**Task goal:**
Identify the lines that contain the word "Richting", then copy them.
-- BEGIN --
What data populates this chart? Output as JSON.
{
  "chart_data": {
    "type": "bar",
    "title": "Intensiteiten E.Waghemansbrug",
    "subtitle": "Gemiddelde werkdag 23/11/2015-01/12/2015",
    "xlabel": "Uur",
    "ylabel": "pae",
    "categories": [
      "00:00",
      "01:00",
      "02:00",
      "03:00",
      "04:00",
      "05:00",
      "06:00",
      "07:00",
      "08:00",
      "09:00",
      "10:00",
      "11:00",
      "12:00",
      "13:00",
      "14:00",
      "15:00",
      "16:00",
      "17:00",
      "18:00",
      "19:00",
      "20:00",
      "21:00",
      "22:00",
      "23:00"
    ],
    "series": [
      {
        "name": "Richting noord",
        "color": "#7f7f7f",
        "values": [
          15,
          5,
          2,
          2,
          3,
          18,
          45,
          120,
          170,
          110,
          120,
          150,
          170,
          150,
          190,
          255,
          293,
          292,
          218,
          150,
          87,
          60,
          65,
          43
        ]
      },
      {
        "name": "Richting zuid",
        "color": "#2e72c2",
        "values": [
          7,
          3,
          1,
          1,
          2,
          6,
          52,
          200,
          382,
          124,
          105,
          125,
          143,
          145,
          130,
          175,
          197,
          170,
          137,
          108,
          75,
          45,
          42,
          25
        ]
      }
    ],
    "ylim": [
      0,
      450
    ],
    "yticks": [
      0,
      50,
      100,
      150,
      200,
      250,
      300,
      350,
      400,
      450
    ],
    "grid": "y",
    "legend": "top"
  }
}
-- END --
**Expected output:**
        "name": "Richting noord",
        "name": "Richting zuid",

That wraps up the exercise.